- Exercise objective
Using the records below, locate all lines containing "JSON" and return them.

- Stored items from a collection

*****

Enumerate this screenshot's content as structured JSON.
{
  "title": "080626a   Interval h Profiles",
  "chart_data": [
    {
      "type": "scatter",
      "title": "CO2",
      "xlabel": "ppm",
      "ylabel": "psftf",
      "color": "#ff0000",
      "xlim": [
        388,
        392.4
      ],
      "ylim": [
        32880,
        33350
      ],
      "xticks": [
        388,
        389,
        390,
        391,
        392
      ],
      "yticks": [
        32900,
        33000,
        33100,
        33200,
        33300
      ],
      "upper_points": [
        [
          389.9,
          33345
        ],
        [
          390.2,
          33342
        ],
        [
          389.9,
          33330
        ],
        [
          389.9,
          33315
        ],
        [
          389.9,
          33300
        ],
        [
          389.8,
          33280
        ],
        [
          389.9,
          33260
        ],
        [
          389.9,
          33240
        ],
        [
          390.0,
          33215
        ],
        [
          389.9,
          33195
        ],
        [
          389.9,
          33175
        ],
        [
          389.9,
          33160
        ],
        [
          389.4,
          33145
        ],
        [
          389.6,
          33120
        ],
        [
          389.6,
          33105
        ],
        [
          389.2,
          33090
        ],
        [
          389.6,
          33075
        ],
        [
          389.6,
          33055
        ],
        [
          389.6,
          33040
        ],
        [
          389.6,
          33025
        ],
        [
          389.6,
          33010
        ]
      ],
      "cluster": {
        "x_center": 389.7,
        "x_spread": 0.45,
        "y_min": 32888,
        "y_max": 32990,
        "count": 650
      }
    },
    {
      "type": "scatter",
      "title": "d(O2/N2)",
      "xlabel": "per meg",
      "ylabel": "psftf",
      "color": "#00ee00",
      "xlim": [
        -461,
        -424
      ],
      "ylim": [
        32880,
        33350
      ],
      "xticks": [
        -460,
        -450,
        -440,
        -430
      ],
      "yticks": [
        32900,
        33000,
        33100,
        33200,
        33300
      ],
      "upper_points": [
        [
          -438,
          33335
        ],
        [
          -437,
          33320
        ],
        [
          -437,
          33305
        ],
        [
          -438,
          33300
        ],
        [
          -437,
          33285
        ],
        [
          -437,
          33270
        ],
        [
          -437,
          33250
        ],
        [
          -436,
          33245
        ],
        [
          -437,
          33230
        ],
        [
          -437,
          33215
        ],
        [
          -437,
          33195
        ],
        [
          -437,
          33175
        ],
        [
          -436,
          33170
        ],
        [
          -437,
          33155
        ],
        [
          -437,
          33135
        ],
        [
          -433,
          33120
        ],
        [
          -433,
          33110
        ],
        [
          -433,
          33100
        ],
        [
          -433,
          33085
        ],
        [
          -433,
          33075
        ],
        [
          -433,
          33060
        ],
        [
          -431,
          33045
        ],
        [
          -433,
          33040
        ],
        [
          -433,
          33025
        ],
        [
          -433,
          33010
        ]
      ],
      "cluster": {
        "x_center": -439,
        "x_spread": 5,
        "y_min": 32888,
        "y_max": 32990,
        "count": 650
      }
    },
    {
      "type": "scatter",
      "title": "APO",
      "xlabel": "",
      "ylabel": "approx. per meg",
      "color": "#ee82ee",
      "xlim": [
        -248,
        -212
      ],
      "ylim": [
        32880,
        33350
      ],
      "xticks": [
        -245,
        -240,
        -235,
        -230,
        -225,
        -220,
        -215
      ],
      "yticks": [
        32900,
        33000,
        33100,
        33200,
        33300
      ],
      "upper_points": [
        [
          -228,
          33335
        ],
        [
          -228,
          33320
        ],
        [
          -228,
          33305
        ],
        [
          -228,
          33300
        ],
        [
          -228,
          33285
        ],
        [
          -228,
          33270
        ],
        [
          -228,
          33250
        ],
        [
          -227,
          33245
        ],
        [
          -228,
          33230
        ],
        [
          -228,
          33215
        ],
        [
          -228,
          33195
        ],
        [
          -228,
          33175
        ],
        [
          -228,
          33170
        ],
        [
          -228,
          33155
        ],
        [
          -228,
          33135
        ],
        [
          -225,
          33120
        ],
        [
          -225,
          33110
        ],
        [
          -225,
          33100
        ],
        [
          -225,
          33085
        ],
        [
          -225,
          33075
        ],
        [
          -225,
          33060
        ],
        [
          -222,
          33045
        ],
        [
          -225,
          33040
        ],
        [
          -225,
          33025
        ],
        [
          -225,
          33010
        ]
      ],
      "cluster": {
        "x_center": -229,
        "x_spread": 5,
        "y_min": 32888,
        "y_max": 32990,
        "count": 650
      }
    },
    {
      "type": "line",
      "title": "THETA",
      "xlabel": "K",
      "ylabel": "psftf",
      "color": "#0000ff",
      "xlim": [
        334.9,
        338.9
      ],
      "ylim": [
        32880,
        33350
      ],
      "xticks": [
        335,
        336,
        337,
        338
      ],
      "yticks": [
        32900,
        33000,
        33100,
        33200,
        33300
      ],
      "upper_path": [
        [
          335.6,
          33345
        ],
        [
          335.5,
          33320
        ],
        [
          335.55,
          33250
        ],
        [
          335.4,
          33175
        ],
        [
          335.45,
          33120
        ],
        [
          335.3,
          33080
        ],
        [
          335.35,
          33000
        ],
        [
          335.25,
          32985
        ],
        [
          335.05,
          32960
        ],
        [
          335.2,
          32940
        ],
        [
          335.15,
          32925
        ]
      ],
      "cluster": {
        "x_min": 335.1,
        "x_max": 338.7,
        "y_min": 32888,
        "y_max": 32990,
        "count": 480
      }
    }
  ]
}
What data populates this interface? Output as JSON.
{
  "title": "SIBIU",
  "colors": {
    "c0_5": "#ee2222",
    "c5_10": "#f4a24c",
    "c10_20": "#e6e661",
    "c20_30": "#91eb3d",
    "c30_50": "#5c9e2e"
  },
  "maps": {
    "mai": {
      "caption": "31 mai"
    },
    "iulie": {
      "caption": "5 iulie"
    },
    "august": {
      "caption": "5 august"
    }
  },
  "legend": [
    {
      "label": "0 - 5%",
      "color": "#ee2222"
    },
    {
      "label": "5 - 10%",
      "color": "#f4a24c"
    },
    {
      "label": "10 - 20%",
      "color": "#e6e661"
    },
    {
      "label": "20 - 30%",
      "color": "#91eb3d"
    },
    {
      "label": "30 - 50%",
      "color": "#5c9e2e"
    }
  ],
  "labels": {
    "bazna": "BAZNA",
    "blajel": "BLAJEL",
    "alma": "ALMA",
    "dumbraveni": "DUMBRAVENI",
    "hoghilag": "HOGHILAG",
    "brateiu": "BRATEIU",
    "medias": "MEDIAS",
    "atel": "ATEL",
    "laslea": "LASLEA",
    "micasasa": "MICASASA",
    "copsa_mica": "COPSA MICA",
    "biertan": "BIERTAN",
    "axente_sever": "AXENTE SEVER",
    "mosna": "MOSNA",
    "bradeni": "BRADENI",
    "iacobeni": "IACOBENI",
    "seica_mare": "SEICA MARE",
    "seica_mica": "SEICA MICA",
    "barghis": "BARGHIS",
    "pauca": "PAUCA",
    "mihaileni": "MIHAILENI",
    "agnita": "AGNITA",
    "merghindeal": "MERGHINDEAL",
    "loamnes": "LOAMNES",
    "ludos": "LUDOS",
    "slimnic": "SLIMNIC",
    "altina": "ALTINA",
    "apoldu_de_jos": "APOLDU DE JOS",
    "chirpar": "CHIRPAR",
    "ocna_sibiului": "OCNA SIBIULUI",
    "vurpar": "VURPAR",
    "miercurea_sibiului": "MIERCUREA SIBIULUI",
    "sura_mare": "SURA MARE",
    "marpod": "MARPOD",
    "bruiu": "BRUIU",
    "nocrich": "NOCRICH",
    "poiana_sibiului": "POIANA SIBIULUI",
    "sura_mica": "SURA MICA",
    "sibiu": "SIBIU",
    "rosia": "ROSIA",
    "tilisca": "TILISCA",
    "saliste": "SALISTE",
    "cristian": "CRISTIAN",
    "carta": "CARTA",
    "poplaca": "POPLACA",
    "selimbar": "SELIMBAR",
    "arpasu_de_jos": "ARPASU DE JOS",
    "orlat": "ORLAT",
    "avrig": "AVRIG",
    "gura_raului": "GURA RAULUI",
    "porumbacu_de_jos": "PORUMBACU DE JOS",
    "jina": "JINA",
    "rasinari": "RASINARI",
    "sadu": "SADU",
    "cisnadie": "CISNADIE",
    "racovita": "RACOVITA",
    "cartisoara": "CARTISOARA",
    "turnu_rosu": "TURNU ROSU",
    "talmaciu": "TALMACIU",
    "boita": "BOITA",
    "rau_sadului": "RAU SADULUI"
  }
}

*****

- Response for this exercise
Enumerate this screenshot's content as structured JSON.
What data populates this interface? Output as JSON.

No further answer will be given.